Given task >>
How many lines in the records below hold the string "content"? Please answer with the number and nothing more.

━━━ Task input

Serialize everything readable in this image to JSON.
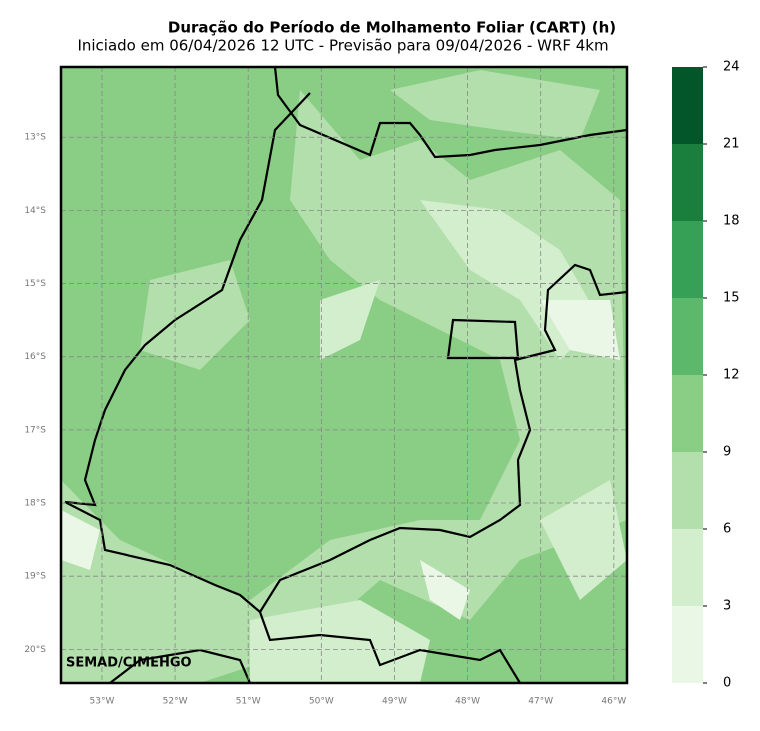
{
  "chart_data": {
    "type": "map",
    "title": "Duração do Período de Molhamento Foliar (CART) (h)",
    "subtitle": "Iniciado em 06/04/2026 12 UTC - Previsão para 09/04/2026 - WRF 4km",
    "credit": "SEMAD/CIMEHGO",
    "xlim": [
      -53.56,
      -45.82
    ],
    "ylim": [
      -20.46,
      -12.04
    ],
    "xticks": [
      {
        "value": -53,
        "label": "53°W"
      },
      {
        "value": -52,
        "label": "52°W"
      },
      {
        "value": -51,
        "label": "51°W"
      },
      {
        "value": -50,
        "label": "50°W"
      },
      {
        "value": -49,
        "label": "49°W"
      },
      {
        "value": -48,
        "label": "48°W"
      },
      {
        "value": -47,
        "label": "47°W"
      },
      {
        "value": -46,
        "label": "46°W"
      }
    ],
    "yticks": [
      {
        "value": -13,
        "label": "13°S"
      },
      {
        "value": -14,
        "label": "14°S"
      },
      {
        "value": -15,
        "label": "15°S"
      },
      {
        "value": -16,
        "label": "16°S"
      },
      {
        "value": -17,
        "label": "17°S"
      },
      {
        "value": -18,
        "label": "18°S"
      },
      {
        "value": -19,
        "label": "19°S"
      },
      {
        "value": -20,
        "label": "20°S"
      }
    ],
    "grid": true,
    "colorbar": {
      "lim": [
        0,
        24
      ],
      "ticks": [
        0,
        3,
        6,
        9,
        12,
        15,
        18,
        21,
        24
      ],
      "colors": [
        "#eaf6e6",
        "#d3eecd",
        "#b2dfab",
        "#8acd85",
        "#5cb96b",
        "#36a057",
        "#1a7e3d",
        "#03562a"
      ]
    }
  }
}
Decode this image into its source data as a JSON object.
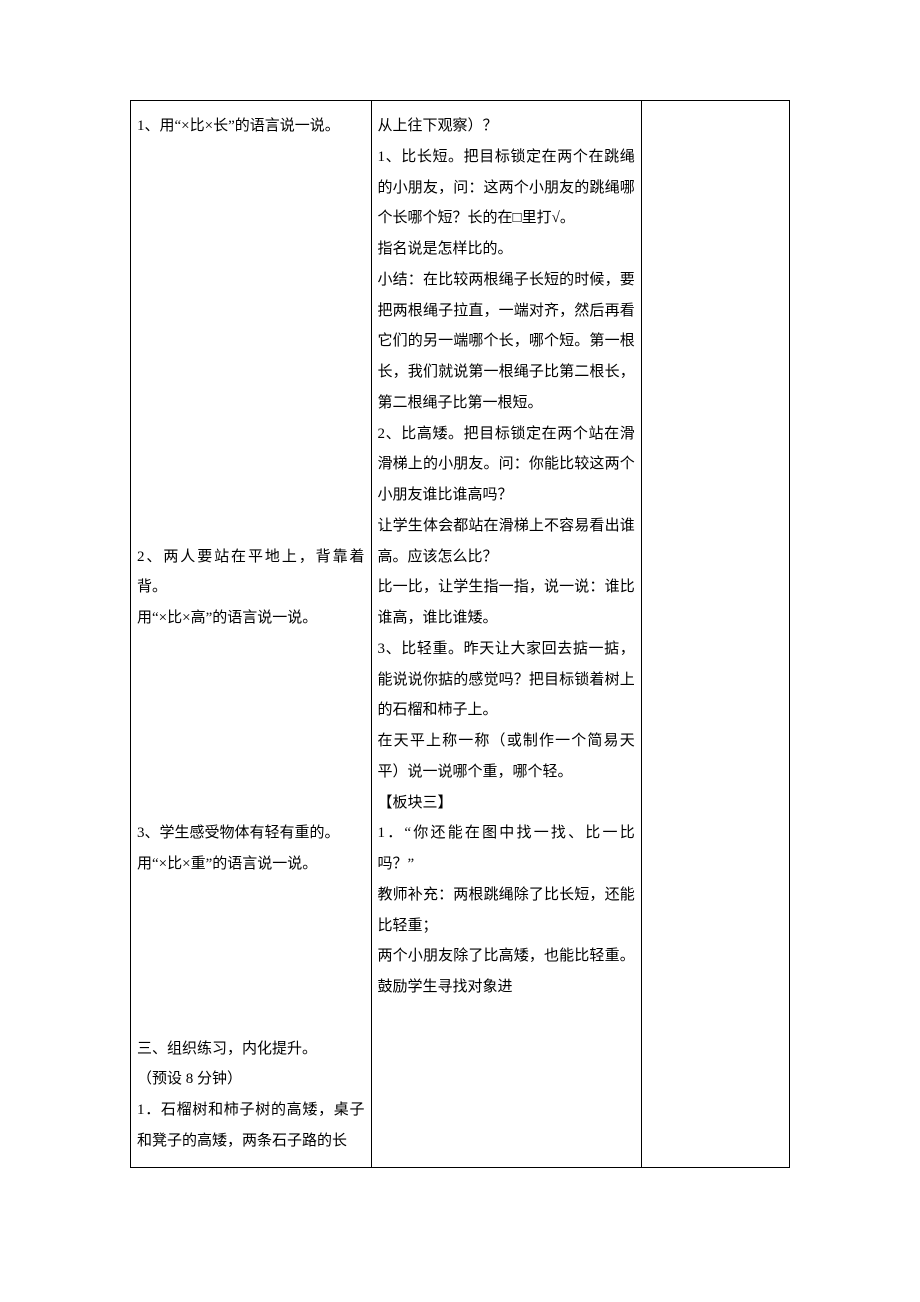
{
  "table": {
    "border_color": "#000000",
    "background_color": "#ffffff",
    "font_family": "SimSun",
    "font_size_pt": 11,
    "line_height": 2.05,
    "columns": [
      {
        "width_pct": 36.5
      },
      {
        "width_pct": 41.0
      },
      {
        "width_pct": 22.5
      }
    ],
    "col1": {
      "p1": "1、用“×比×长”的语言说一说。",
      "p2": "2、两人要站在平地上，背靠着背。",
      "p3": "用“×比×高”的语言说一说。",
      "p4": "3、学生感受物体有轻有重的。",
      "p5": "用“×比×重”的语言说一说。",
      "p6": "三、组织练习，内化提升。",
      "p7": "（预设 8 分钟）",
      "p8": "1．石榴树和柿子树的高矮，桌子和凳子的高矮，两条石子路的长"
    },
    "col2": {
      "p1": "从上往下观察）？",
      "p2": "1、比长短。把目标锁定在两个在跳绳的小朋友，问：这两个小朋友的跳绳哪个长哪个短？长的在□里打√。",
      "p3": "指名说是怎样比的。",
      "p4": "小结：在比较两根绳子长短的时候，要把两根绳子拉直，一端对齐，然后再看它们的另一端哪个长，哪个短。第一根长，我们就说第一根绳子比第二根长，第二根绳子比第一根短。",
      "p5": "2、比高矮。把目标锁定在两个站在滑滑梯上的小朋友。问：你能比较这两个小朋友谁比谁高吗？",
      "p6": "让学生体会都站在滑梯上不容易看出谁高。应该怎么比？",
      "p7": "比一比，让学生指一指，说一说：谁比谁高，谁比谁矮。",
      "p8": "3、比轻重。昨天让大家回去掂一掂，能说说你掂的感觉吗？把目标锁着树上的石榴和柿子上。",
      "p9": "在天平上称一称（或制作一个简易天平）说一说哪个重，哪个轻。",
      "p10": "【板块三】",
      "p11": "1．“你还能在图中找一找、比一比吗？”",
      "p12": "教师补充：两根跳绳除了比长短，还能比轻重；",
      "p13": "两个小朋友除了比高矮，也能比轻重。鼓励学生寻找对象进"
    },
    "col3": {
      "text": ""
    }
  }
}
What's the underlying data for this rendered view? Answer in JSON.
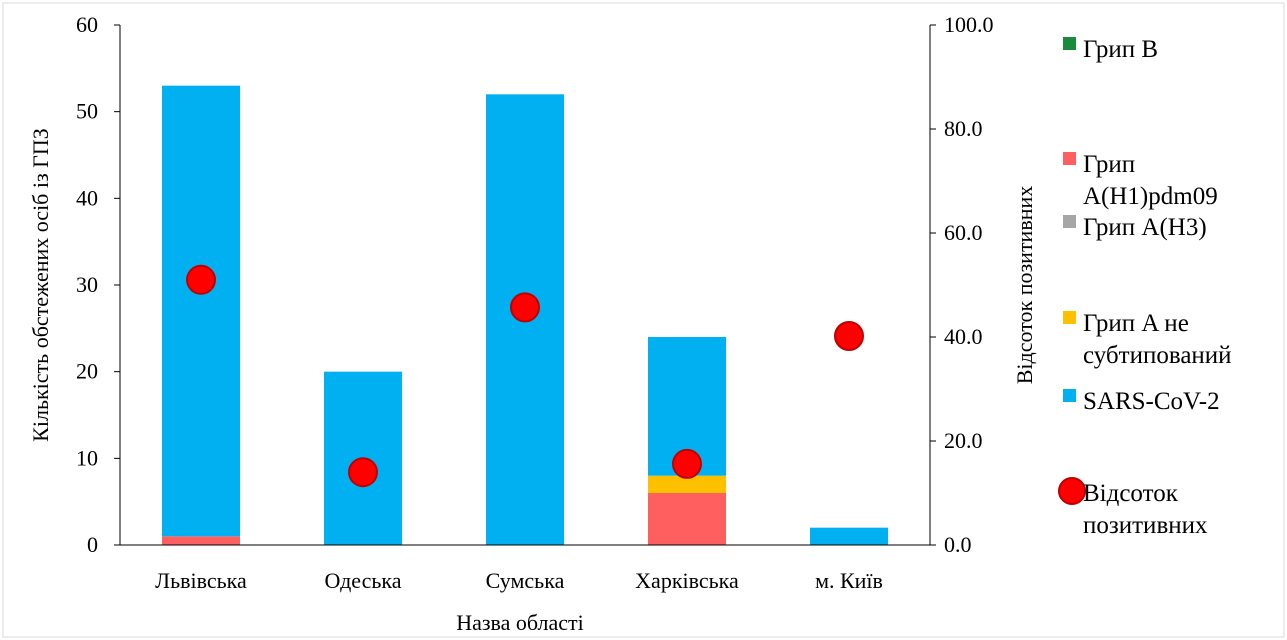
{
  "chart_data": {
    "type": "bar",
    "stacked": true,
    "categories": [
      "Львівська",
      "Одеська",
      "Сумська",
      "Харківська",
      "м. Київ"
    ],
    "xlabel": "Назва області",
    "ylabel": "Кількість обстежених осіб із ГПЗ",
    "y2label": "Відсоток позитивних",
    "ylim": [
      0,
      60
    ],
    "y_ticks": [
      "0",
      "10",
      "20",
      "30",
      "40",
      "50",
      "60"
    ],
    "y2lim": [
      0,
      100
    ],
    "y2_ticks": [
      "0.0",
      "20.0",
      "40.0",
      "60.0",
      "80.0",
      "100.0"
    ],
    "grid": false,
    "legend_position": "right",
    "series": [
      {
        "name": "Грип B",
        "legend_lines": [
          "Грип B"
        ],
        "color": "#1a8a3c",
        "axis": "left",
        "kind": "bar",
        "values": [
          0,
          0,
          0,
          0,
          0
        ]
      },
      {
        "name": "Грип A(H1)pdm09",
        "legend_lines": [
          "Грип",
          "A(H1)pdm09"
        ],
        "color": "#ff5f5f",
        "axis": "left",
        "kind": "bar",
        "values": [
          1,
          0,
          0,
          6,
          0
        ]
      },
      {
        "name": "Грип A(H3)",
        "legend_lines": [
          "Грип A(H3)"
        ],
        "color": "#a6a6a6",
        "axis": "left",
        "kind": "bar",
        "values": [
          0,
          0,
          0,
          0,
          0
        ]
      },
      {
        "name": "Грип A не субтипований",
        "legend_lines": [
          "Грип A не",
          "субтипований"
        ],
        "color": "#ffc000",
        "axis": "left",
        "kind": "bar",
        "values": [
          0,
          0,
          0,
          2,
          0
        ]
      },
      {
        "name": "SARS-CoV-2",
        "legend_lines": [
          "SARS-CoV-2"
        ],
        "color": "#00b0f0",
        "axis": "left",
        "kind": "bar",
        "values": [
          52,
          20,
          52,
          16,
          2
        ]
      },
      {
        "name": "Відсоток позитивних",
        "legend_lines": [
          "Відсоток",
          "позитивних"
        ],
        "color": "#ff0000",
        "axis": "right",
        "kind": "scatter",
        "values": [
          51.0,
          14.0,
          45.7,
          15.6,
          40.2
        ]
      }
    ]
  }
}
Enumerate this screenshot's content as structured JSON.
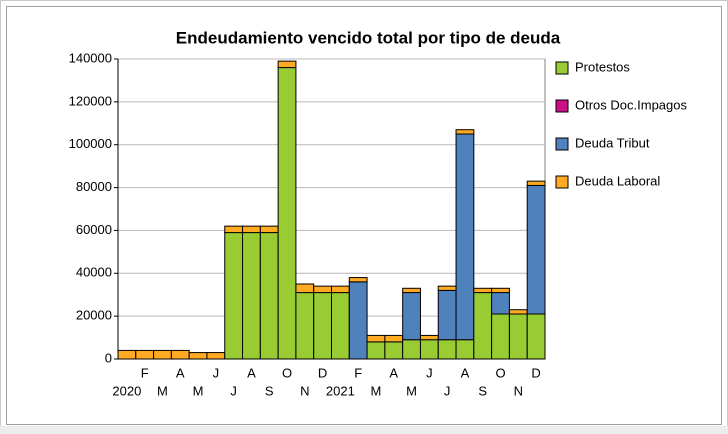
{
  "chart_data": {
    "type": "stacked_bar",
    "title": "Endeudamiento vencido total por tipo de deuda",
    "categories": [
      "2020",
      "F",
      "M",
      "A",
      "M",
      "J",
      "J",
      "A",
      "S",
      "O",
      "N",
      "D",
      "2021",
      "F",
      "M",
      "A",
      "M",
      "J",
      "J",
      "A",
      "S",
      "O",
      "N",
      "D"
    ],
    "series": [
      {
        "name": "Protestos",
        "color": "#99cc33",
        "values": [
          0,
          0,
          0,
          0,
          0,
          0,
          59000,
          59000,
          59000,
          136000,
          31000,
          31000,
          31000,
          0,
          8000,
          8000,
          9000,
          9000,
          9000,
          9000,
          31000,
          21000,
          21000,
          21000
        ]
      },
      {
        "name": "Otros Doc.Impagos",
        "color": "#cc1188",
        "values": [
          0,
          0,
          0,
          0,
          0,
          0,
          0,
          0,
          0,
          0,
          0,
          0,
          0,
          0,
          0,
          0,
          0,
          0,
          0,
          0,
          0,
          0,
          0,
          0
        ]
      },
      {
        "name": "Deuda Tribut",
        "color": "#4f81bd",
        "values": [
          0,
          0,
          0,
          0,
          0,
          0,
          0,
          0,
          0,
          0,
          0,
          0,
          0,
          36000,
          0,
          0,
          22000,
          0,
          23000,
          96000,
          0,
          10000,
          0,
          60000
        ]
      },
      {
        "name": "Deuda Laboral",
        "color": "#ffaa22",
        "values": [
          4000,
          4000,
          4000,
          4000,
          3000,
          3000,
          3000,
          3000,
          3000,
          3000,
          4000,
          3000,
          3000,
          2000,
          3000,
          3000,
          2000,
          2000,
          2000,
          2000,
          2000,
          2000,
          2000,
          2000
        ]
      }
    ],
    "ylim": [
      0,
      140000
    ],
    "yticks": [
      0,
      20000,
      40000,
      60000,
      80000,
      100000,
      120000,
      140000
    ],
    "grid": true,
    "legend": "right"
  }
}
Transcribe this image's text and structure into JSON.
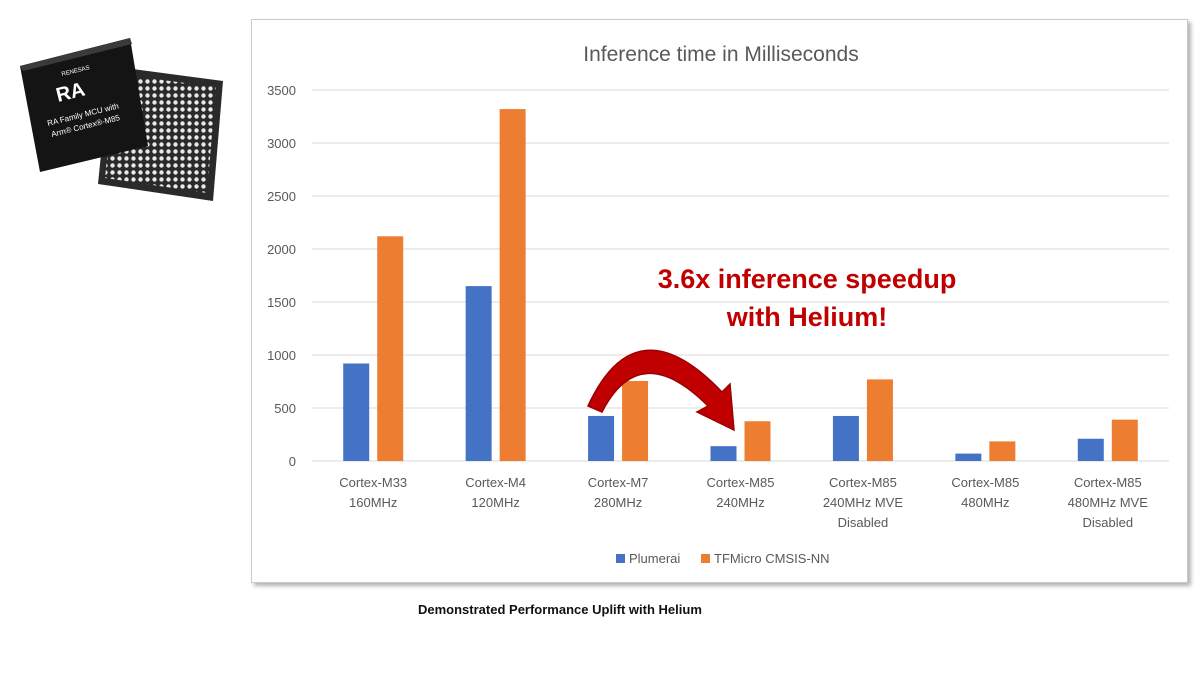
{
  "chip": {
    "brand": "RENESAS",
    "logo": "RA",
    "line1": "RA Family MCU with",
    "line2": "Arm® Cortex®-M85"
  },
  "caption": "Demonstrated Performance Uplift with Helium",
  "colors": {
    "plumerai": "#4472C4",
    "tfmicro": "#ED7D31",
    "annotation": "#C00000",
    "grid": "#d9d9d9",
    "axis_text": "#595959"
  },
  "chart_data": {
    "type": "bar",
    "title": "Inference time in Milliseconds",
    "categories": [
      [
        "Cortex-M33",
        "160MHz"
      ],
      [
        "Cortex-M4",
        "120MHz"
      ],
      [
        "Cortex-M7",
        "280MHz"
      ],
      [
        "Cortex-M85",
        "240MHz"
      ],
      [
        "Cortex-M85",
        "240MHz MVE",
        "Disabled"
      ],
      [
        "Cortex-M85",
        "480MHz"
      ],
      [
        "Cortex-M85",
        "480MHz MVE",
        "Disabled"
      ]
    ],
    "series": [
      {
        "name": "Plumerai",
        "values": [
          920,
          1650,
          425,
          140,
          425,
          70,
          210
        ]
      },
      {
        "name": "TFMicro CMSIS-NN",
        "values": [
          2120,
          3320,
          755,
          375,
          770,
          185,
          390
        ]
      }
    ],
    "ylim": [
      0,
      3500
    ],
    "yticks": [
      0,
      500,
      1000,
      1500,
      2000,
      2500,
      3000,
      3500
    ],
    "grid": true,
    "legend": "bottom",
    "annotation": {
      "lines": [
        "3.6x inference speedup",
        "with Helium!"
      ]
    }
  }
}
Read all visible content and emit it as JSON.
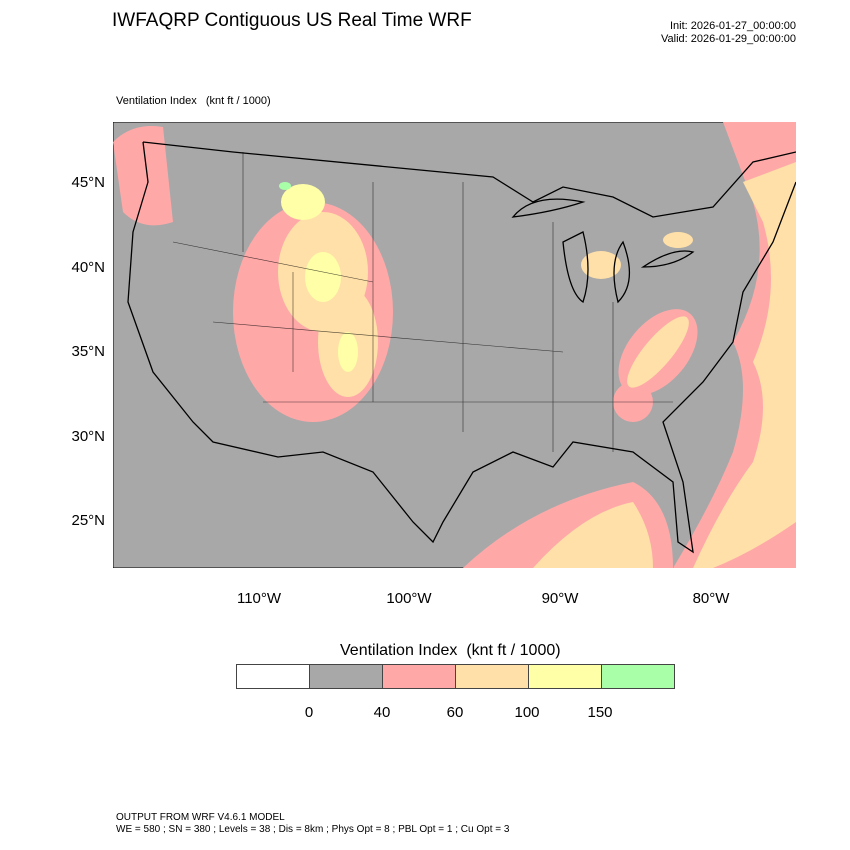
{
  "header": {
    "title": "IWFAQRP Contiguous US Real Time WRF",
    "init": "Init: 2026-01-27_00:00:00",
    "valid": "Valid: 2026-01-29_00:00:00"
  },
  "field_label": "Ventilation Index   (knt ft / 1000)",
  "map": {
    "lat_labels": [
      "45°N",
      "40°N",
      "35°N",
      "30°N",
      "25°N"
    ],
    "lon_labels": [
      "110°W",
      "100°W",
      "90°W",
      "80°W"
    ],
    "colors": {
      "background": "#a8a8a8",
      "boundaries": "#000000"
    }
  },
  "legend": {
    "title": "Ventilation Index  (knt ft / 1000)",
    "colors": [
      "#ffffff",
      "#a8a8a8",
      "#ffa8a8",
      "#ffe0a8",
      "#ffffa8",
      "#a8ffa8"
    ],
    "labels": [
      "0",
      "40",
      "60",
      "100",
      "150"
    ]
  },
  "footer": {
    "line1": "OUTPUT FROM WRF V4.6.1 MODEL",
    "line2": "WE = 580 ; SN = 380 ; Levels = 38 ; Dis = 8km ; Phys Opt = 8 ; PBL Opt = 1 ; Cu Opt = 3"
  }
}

━━━━━━

Complete response >>
2